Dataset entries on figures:
★ ★ ★ ★ ★ ★ ★

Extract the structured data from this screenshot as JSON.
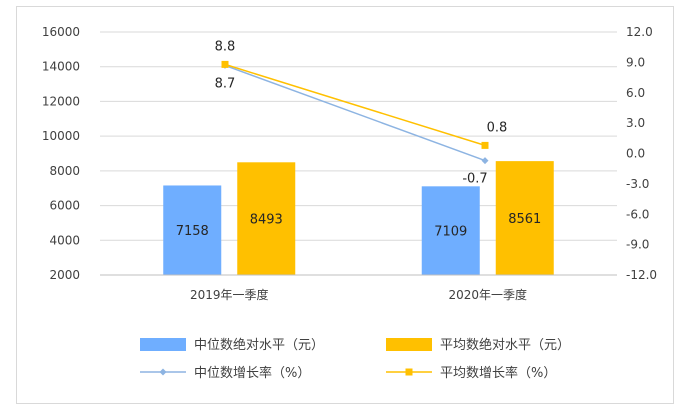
{
  "chart_data": {
    "type": "bar",
    "categories": [
      "2019年一季度",
      "2020年一季度"
    ],
    "series": [
      {
        "name": "中位数绝对水平（元）",
        "kind": "bar",
        "axis": "left",
        "color": "#6faeff",
        "values": [
          7158,
          7109
        ]
      },
      {
        "name": "平均数绝对水平（元）",
        "kind": "bar",
        "axis": "left",
        "color": "#ffc000",
        "values": [
          8493,
          8561
        ]
      },
      {
        "name": "中位数增长率（%）",
        "kind": "line",
        "axis": "right",
        "color": "#8db4e2",
        "values": [
          8.7,
          -0.7
        ]
      },
      {
        "name": "平均数增长率（%）",
        "kind": "line",
        "axis": "right",
        "color": "#ffc000",
        "values": [
          8.8,
          0.8
        ]
      }
    ],
    "bar_labels": [
      [
        "7158",
        "7109"
      ],
      [
        "8493",
        "8561"
      ]
    ],
    "line_labels": [
      [
        "8.7",
        "-0.7"
      ],
      [
        "8.8",
        "0.8"
      ]
    ],
    "y_left": {
      "ticks": [
        "2000",
        "4000",
        "6000",
        "8000",
        "10000",
        "12000",
        "14000",
        "16000"
      ],
      "min": 2000,
      "max": 16000
    },
    "y_right": {
      "ticks": [
        "-12.0",
        "-9.0",
        "-6.0",
        "-3.0",
        "0.0",
        "3.0",
        "6.0",
        "9.0",
        "12.0"
      ],
      "min": -12,
      "max": 12
    },
    "grid": true,
    "legend_position": "bottom"
  }
}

★ ★ ★ ★ ★ ★ ★

| Aim |
Each entry above is to be written out again unchanged, apart from the pictures, which are left out.

| Output below |
Extract the structured data from this screenshot as JSON.
{
  "chart_data": {
    "type": "bar",
    "categories": [
      "2019年一季度",
      "2020年一季度"
    ],
    "series": [
      {
        "name": "中位数绝对水平（元）",
        "kind": "bar",
        "axis": "left",
        "color": "#6faeff",
        "values": [
          7158,
          7109
        ]
      },
      {
        "name": "平均数绝对水平（元）",
        "kind": "bar",
        "axis": "left",
        "color": "#ffc000",
        "values": [
          8493,
          8561
        ]
      },
      {
        "name": "中位数增长率（%）",
        "kind": "line",
        "axis": "right",
        "color": "#8db4e2",
        "values": [
          8.7,
          -0.7
        ]
      },
      {
        "name": "平均数增长率（%）",
        "kind": "line",
        "axis": "right",
        "color": "#ffc000",
        "values": [
          8.8,
          0.8
        ]
      }
    ],
    "bar_labels": [
      [
        "7158",
        "7109"
      ],
      [
        "8493",
        "8561"
      ]
    ],
    "line_labels": [
      [
        "8.7",
        "-0.7"
      ],
      [
        "8.8",
        "0.8"
      ]
    ],
    "y_left": {
      "ticks": [
        "2000",
        "4000",
        "6000",
        "8000",
        "10000",
        "12000",
        "14000",
        "16000"
      ],
      "min": 2000,
      "max": 16000
    },
    "y_right": {
      "ticks": [
        "-12.0",
        "-9.0",
        "-6.0",
        "-3.0",
        "0.0",
        "3.0",
        "6.0",
        "9.0",
        "12.0"
      ],
      "min": -12,
      "max": 12
    },
    "grid": true,
    "legend_position": "bottom"
  }
}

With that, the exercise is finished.